= Aim =
Scan the material below for the string "window", and copy every line where it shows up.

= Entries with figure data =

==================================================

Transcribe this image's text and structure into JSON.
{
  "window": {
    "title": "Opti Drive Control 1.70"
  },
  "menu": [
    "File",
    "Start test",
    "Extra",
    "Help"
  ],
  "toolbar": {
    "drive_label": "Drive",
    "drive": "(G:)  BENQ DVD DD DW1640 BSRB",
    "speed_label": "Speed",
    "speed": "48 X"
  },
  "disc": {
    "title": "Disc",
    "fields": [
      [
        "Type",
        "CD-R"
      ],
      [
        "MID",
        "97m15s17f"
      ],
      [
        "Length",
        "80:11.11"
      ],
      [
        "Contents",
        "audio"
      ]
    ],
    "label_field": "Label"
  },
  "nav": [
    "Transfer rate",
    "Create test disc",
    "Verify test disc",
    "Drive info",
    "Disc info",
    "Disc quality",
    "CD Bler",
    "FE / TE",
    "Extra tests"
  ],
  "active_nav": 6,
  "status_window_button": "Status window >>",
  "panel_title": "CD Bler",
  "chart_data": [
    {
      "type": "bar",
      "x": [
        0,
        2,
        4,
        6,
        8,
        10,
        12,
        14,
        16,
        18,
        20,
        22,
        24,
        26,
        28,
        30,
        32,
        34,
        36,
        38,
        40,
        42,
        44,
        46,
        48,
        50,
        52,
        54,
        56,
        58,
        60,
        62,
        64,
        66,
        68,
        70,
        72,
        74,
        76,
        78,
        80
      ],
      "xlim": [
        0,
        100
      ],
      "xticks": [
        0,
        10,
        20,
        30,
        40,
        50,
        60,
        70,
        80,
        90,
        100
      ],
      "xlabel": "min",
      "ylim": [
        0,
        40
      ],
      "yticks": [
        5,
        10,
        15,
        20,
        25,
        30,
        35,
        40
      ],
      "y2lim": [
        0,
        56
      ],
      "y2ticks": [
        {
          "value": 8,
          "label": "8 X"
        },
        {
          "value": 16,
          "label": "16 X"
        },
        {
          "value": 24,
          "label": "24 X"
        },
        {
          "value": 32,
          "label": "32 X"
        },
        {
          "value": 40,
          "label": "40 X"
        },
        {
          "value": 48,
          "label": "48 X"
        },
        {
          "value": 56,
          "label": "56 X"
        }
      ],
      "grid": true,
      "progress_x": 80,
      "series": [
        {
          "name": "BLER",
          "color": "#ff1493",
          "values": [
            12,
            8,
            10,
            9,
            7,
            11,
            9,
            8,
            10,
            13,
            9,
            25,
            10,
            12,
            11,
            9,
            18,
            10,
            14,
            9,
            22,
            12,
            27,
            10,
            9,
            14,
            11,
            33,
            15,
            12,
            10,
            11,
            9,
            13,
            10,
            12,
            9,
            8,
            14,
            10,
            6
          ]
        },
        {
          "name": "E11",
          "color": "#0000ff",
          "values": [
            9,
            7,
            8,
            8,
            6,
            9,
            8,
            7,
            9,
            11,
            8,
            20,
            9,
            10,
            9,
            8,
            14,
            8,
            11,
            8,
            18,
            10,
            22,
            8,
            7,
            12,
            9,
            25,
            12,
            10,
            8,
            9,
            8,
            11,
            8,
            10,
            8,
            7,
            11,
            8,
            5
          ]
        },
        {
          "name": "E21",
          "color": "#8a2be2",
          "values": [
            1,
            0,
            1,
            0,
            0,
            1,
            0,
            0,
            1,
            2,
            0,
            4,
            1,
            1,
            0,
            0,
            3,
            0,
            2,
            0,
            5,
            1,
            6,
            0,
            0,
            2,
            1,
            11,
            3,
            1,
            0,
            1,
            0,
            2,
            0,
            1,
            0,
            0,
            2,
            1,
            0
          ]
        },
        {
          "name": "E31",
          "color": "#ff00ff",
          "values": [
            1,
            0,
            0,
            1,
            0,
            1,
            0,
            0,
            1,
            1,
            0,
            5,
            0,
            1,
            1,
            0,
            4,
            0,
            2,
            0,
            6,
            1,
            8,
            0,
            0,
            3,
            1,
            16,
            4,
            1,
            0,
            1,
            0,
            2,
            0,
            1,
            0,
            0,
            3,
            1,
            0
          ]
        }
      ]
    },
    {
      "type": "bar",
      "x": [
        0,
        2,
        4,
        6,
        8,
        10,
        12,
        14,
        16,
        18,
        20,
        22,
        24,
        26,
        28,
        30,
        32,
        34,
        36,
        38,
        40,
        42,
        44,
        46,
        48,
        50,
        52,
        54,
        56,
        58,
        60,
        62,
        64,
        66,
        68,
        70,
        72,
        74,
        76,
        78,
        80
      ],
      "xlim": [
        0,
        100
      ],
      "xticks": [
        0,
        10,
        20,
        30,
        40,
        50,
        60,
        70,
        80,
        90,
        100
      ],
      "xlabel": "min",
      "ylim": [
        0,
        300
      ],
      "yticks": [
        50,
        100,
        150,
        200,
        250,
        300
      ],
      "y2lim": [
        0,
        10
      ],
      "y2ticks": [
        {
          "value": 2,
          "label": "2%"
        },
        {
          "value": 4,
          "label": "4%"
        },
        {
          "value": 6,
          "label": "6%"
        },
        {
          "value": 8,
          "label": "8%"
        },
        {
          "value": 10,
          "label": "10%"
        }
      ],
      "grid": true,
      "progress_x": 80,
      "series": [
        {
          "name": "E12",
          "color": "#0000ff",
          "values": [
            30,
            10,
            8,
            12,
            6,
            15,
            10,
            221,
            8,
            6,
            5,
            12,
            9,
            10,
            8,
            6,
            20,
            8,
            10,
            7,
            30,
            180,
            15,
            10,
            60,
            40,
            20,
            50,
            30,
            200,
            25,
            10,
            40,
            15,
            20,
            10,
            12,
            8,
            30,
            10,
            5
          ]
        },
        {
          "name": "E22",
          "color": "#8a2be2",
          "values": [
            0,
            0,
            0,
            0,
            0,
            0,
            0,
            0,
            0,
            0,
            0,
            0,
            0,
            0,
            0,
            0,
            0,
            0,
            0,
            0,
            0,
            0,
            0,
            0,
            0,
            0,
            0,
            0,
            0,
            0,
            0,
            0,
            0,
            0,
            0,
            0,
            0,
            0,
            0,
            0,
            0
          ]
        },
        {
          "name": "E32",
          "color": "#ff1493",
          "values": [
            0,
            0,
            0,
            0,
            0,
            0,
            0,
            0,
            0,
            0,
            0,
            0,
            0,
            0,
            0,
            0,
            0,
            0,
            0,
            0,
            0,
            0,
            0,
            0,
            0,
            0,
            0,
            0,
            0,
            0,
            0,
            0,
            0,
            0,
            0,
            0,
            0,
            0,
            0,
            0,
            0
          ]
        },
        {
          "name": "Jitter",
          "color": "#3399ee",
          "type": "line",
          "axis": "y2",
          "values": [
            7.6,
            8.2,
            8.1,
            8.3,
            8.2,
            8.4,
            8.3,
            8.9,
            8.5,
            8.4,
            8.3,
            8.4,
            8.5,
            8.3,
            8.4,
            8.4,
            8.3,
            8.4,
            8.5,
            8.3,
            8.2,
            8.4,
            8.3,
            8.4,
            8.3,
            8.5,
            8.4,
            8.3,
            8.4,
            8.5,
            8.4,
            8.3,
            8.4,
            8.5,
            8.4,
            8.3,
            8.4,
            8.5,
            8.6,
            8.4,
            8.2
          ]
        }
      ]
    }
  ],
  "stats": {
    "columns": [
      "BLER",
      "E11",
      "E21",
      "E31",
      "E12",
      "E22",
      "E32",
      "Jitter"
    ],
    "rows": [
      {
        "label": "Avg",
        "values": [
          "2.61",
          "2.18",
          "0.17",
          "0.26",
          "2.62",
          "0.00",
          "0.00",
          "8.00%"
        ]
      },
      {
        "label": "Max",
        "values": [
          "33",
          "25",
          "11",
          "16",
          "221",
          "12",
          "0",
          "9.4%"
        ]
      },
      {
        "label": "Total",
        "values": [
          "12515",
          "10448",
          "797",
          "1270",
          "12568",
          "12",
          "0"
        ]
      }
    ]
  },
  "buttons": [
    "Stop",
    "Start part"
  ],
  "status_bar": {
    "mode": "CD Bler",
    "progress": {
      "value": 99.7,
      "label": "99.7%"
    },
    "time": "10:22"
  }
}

==================================================

= Solution to this problem =
  "window": {
  "status_window_button": "Status window >>",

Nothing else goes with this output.